Dataset items:
——————————
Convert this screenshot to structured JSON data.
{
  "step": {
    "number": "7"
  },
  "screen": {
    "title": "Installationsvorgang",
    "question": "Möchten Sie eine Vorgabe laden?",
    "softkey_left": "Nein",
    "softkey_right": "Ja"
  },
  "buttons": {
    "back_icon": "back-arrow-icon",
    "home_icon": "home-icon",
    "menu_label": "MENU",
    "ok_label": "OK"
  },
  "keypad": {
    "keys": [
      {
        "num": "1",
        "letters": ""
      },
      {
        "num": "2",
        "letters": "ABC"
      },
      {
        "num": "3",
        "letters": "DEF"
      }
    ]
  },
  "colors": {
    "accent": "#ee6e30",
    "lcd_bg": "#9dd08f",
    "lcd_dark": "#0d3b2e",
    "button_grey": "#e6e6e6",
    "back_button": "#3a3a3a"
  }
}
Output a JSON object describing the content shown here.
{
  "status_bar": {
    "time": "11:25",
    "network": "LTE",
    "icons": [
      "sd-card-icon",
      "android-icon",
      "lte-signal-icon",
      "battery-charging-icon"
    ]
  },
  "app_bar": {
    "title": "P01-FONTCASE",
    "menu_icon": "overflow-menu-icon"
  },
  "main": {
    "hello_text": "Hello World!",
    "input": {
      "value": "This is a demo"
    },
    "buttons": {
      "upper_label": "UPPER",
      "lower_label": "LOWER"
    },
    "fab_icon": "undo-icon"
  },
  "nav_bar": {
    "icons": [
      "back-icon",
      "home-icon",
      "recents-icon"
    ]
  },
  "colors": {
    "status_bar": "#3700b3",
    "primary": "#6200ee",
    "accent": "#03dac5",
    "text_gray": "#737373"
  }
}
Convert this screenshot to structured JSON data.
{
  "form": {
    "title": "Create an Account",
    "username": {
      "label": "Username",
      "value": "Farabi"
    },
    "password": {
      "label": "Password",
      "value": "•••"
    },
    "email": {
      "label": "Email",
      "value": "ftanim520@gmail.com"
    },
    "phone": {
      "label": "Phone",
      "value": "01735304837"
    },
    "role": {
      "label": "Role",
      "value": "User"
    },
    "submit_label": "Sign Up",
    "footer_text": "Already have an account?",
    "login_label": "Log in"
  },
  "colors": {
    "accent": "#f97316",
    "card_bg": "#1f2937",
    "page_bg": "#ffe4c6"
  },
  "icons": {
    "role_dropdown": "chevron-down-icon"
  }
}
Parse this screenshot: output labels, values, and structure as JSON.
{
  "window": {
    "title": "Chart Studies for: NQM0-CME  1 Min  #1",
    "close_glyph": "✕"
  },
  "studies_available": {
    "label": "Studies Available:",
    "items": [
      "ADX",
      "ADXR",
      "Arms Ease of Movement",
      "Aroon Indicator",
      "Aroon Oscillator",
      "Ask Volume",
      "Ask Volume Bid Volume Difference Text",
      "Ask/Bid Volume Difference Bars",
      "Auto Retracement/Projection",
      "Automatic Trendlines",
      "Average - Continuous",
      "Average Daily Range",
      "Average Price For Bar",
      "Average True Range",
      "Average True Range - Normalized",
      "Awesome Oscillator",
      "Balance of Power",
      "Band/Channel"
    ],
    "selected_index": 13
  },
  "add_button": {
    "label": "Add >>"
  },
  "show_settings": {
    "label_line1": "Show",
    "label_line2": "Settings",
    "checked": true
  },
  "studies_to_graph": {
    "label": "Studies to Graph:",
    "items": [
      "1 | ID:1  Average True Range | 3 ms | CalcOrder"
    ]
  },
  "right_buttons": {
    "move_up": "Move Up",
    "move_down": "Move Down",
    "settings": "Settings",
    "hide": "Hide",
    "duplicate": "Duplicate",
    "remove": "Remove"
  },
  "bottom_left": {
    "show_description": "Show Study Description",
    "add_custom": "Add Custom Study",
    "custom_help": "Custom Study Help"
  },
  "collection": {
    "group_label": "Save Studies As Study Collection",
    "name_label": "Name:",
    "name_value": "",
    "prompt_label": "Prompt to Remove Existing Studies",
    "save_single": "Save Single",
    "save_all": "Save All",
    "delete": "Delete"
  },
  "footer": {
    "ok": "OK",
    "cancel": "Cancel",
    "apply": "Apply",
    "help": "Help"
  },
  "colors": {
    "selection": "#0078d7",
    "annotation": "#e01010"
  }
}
——————————
Task objective: Where a line of the entries contains the word "Average", copy that line.

Exercise output:
      "Average - Continuous",
      "Average Daily Range",
      "Average Price For Bar",
      "Average True Range",
      "Average True Range - Normalized",
      "1 | ID:1  Average True Range | 3 ms | CalcOrder"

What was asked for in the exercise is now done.